Reproduce each record exactly.

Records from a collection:
+++++
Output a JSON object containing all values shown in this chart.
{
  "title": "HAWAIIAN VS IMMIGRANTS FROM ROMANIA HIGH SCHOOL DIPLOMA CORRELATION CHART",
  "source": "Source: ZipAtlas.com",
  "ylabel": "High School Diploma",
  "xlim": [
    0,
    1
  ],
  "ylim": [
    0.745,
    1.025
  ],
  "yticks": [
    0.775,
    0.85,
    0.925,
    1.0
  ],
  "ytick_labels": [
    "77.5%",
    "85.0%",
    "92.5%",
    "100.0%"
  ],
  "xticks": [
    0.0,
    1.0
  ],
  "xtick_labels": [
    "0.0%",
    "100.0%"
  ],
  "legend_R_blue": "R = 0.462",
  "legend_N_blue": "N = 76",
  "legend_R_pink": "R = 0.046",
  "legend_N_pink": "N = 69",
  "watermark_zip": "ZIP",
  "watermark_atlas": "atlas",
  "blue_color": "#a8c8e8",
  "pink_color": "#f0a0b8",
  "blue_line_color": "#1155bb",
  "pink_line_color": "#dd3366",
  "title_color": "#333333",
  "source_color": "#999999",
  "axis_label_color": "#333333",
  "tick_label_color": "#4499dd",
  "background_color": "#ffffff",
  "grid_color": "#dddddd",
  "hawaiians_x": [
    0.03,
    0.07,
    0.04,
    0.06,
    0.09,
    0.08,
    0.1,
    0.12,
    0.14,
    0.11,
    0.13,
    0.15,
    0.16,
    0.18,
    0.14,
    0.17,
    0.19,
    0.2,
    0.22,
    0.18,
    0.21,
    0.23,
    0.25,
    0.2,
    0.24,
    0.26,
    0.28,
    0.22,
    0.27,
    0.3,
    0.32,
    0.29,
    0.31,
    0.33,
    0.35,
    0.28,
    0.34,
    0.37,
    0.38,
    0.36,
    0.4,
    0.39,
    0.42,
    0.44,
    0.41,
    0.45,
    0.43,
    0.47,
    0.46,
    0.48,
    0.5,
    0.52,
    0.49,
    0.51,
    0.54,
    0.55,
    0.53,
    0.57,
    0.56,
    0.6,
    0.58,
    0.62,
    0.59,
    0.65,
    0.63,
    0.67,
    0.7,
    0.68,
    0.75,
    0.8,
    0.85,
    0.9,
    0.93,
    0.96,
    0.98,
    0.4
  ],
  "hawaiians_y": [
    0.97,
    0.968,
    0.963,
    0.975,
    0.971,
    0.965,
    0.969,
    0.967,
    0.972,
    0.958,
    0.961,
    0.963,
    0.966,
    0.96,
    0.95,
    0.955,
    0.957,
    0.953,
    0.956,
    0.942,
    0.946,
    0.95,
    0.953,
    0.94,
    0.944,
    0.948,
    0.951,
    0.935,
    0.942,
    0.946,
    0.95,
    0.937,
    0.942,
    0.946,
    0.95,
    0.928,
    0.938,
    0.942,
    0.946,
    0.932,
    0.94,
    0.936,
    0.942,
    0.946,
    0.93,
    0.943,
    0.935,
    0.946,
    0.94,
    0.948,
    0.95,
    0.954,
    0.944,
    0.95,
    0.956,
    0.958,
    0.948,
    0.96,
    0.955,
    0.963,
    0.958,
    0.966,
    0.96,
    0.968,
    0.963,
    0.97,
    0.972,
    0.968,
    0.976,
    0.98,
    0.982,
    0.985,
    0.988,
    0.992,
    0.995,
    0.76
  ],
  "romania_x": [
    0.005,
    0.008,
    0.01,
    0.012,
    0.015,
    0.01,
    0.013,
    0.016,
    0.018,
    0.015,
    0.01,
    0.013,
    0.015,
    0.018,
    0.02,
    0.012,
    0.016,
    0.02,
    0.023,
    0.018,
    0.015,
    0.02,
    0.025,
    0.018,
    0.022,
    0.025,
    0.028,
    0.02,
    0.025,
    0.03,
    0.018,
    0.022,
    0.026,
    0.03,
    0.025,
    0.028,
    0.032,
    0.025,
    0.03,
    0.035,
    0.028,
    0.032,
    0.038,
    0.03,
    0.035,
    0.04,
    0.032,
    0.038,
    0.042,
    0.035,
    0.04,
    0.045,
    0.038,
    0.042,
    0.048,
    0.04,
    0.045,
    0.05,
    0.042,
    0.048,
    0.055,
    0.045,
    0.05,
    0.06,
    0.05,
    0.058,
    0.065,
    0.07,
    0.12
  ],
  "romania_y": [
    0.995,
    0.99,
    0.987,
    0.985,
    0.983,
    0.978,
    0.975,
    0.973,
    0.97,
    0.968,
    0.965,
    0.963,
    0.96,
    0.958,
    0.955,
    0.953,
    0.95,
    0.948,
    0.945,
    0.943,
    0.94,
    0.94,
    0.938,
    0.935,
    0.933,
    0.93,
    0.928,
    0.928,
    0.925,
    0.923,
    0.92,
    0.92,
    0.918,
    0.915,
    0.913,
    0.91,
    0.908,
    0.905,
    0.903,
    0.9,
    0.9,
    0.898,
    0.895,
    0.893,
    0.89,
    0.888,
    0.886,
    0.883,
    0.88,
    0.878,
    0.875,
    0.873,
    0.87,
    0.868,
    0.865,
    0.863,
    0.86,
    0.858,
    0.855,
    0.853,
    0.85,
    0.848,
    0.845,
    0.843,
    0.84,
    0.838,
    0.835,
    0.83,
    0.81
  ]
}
+++++
Exercise response:
Output a JSON object containing all values shown in this chart.
{
  "title": "HAWAIIAN VS IMMIGRANTS FROM ROMANIA HIGH SCHOOL DIPLOMA CORRELATION CHART",
  "source": "Source: ZipAtlas.com",
  "ylabel": "High School Diploma",
  "xlim": [
    0,
    1
  ],
  "ylim": [
    0.745,
    1.025
  ],
  "yticks": [
    0.775,
    0.85,
    0.925,
    1.0
  ],
  "ytick_labels": [
    "77.5%",
    "85.0%",
    "92.5%",
    "100.0%"
  ],
  "xticks": [
    0.0,
    1.0
  ],
  "xtick_labels": [
    "0.0%",
    "100.0%"
  ],
  "legend_R_blue": "R = 0.462",
  "legend_N_blue": "N = 76",
  "legend_R_pink": "R = 0.046",
  "legend_N_pink": "N = 69",
  "watermark_zip": "ZIP",
  "watermark_atlas": "atlas",
  "blue_color": "#a8c8e8",
  "pink_color": "#f0a0b8",
  "blue_line_color": "#1155bb",
  "pink_line_color": "#dd3366",
  "title_color": "#333333",
  "source_color": "#999999",
  "axis_label_color": "#333333",
  "tick_label_color": "#4499dd",
  "background_color": "#ffffff",
  "grid_color": "#dddddd",
  "hawaiians_x": [
    0.03,
    0.07,
    0.04,
    0.06,
    0.09,
    0.08,
    0.1,
    0.12,
    0.14,
    0.11,
    0.13,
    0.15,
    0.16,
    0.18,
    0.14,
    0.17,
    0.19,
    0.2,
    0.22,
    0.18,
    0.21,
    0.23,
    0.25,
    0.2,
    0.24,
    0.26,
    0.28,
    0.22,
    0.27,
    0.3,
    0.32,
    0.29,
    0.31,
    0.33,
    0.35,
    0.28,
    0.34,
    0.37,
    0.38,
    0.36,
    0.4,
    0.39,
    0.42,
    0.44,
    0.41,
    0.45,
    0.43,
    0.47,
    0.46,
    0.48,
    0.5,
    0.52,
    0.49,
    0.51,
    0.54,
    0.55,
    0.53,
    0.57,
    0.56,
    0.6,
    0.58,
    0.62,
    0.59,
    0.65,
    0.63,
    0.67,
    0.7,
    0.68,
    0.75,
    0.8,
    0.85,
    0.9,
    0.93,
    0.96,
    0.98,
    0.4
  ],
  "hawaiians_y": [
    0.97,
    0.968,
    0.963,
    0.975,
    0.971,
    0.965,
    0.969,
    0.967,
    0.972,
    0.958,
    0.961,
    0.963,
    0.966,
    0.96,
    0.95,
    0.955,
    0.957,
    0.953,
    0.956,
    0.942,
    0.946,
    0.95,
    0.953,
    0.94,
    0.944,
    0.948,
    0.951,
    0.935,
    0.942,
    0.946,
    0.95,
    0.937,
    0.942,
    0.946,
    0.95,
    0.928,
    0.938,
    0.942,
    0.946,
    0.932,
    0.94,
    0.936,
    0.942,
    0.946,
    0.93,
    0.943,
    0.935,
    0.946,
    0.94,
    0.948,
    0.95,
    0.954,
    0.944,
    0.95,
    0.956,
    0.958,
    0.948,
    0.96,
    0.955,
    0.963,
    0.958,
    0.966,
    0.96,
    0.968,
    0.963,
    0.97,
    0.972,
    0.968,
    0.976,
    0.98,
    0.982,
    0.985,
    0.988,
    0.992,
    0.995,
    0.76
  ],
  "romania_x": [
    0.005,
    0.008,
    0.01,
    0.012,
    0.015,
    0.01,
    0.013,
    0.016,
    0.018,
    0.015,
    0.01,
    0.013,
    0.015,
    0.018,
    0.02,
    0.012,
    0.016,
    0.02,
    0.023,
    0.018,
    0.015,
    0.02,
    0.025,
    0.018,
    0.022,
    0.025,
    0.028,
    0.02,
    0.025,
    0.03,
    0.018,
    0.022,
    0.026,
    0.03,
    0.025,
    0.028,
    0.032,
    0.025,
    0.03,
    0.035,
    0.028,
    0.032,
    0.038,
    0.03,
    0.035,
    0.04,
    0.032,
    0.038,
    0.042,
    0.035,
    0.04,
    0.045,
    0.038,
    0.042,
    0.048,
    0.04,
    0.045,
    0.05,
    0.042,
    0.048,
    0.055,
    0.045,
    0.05,
    0.06,
    0.05,
    0.058,
    0.065,
    0.07,
    0.12
  ],
  "romania_y": [
    0.995,
    0.99,
    0.987,
    0.985,
    0.983,
    0.978,
    0.975,
    0.973,
    0.97,
    0.968,
    0.965,
    0.963,
    0.96,
    0.958,
    0.955,
    0.953,
    0.95,
    0.948,
    0.945,
    0.943,
    0.94,
    0.94,
    0.938,
    0.935,
    0.933,
    0.93,
    0.928,
    0.928,
    0.925,
    0.923,
    0.92,
    0.92,
    0.918,
    0.915,
    0.913,
    0.91,
    0.908,
    0.905,
    0.903,
    0.9,
    0.9,
    0.898,
    0.895,
    0.893,
    0.89,
    0.888,
    0.886,
    0.883,
    0.88,
    0.878,
    0.875,
    0.873,
    0.87,
    0.868,
    0.865,
    0.863,
    0.86,
    0.858,
    0.855,
    0.853,
    0.85,
    0.848,
    0.845,
    0.843,
    0.84,
    0.838,
    0.835,
    0.83,
    0.81
  ]
}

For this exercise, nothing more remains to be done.